[REQUEST]
In the entries below, count every line containing "prontos". Return the number and nothing else.
— BEGIN RAW DATA —
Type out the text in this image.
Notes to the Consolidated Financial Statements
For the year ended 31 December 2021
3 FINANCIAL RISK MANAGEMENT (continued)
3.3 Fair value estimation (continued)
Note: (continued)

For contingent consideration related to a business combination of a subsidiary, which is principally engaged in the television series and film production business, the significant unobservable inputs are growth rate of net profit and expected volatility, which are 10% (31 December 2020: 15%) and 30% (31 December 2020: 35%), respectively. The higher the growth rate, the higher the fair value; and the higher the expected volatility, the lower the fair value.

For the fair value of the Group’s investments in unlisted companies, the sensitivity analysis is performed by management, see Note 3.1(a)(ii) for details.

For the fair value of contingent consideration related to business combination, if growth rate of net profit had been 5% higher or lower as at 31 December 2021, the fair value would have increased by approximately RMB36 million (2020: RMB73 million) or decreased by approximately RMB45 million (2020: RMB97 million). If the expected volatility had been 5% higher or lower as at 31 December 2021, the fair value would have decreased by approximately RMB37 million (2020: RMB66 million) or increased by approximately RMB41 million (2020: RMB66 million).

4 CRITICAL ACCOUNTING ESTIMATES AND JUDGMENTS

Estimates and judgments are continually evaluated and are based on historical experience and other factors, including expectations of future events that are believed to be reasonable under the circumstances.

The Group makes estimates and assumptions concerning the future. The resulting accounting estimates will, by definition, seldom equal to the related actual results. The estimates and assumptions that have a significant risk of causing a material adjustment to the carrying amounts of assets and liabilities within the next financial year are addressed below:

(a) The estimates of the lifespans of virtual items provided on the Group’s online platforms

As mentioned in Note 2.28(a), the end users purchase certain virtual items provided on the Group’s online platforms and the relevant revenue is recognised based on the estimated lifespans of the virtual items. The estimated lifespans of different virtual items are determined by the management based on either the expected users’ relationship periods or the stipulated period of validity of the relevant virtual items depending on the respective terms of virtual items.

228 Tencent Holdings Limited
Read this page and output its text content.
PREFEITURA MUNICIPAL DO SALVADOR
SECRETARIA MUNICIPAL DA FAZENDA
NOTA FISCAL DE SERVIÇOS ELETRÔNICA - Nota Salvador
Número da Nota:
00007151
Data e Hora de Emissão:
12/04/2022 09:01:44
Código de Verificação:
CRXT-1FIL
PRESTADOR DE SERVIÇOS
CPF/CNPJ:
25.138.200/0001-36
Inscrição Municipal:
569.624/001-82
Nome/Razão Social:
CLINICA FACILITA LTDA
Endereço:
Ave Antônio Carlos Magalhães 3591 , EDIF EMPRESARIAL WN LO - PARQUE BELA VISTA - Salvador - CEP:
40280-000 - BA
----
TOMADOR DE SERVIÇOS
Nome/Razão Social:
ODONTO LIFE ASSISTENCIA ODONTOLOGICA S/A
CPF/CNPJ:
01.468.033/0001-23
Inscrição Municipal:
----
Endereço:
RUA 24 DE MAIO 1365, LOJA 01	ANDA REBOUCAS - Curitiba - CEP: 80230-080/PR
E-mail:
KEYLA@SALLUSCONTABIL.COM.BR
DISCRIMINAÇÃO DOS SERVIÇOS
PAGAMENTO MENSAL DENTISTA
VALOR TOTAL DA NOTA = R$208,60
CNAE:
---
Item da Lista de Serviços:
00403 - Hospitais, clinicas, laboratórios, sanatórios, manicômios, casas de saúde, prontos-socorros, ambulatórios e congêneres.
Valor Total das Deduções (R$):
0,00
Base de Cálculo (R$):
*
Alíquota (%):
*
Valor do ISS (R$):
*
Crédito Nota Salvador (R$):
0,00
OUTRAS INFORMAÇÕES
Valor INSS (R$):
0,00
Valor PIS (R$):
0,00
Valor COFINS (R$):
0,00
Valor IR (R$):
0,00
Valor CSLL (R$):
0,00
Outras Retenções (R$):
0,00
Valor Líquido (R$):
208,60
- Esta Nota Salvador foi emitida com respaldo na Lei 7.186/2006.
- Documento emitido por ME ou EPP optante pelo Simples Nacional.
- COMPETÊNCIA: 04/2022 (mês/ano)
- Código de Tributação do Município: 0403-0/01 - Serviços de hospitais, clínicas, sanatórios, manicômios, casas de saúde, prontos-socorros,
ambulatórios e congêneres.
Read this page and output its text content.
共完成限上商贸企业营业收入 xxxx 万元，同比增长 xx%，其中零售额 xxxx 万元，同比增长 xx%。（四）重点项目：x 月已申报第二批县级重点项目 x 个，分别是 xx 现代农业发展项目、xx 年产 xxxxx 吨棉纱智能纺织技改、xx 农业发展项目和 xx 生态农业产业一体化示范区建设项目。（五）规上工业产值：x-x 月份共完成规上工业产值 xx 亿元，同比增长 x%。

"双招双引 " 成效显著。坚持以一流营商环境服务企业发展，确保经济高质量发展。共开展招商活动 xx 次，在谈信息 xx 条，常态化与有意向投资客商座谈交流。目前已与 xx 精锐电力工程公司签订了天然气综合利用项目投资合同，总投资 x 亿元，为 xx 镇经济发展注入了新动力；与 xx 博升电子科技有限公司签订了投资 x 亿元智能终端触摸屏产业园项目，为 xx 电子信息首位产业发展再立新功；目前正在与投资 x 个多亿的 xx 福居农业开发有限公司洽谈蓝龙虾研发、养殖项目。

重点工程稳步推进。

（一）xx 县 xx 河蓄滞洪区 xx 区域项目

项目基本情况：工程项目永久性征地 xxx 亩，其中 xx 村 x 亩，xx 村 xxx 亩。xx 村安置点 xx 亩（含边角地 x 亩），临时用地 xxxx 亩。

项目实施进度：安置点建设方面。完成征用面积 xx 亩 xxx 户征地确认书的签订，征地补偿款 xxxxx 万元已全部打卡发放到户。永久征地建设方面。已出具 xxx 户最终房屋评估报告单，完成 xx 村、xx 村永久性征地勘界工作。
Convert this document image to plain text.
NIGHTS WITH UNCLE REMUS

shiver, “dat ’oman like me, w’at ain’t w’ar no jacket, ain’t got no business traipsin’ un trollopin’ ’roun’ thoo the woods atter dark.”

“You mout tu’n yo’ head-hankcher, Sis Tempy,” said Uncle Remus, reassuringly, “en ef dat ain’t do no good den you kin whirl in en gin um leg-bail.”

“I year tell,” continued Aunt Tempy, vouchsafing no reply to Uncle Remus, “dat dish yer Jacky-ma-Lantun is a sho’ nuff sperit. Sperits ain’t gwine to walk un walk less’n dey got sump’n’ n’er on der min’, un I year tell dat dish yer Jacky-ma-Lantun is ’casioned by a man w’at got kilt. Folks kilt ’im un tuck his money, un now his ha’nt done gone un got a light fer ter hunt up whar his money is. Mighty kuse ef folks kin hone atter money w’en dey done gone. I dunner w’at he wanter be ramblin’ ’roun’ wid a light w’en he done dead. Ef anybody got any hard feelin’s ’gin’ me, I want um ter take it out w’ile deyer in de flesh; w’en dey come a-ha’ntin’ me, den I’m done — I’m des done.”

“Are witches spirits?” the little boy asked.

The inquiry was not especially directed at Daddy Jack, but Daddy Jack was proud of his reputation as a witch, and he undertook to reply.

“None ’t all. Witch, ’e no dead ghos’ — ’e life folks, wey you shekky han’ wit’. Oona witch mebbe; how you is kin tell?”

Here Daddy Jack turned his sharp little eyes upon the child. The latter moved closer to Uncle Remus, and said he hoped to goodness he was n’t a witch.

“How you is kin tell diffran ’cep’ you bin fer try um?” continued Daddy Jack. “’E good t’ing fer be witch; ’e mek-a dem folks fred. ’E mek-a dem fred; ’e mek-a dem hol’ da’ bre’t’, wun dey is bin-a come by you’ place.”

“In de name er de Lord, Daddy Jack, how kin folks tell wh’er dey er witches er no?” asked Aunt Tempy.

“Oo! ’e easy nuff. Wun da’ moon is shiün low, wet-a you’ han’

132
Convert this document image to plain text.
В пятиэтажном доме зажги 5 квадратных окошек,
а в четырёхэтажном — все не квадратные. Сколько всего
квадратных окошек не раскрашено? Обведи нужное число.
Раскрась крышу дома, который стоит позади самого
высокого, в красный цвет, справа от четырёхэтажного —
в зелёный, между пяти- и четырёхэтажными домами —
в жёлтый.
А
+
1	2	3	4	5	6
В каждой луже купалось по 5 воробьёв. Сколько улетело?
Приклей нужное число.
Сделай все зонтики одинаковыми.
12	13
— END RAW DATA —
[TASK ANSWER]
2